Direction: Search the records for the word "处气流上升" and report each line that has it.

Data for the task:
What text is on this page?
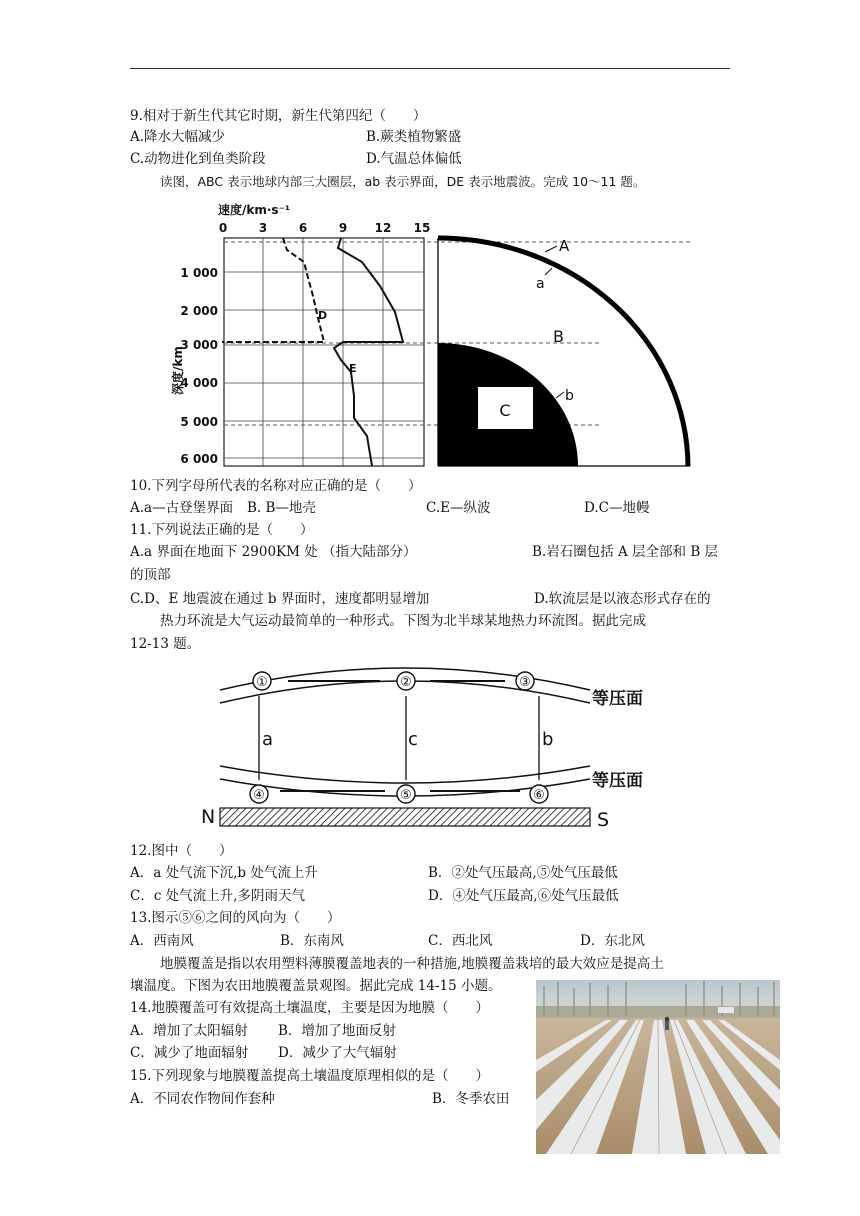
9.相对于新生代其它时期，新生代第四纪（　　）
A.降水大幅减少	B.蕨类植物繁盛
C.动物进化到鱼类阶段	D.气温总体偏低
读图，ABC 表示地球内部三大圈层，ab 表示界面，DE 表示地震波。完成 10～11 题。
速度/km·s⁻¹
0	3	6	9 12 15
深度/km
1 000
2 000
3 000
4 000
5 000
6 000
D
E
C
A
a
B
b
10.下列字母所代表的名称对应正确的是（　　）
A.a—古登堡界面 B. B—地壳	C.E—纵波	D.C—地幔
11.下列说法正确的是（　　）
A.a 界面在地面下 2900KM 处 （指大陆部分）	B.岩石圈包括 A 层全部和 B 层
的顶部
C.D、E 地震波在通过 b 界面时，速度都明显增加	D.软流层是以液态形式存在的
热力环流是大气运动最简单的一种形式。下图为北半球某地热力环流图。据此完成
12-13 题。
①	②	③
④	⑤	⑥
a	c	b
等压面
等压面
N	S
12.图中（　　）
A．a 处气流下沉,b 处气流上升	B．②处气压最高,⑤处气压最低
C．c 处气流上升,多阴雨天气	D．④处气压最高,⑥处气压最低
13.图示⑤⑥之间的风向为（　　）
A．西南风	B．东南风	C．西北风	D．东北风
地膜覆盖是指以农用塑料薄膜覆盖地表的一种措施,地膜覆盖栽培的最大效应是提高土
壤温度。下图为农田地膜覆盖景观图。据此完成 14-15 小题。
14.地膜覆盖可有效提高土壤温度，主要是因为地膜（　　）
A．增加了太阳辐射 B．增加了地面反射
C．减少了地面辐射 D．减少了大气辐射
15.下列现象与地膜覆盖提高土壤温度原理相似的是（　　）
A．不同农作物间作套种	B．冬季农田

Completed exercise:
A．a 处气流下沉,b 处气流上升	B．②处气压最高,⑤处气压最低
C．c 处气流上升,多阴雨天气	D．④处气压最高,⑥处气压最低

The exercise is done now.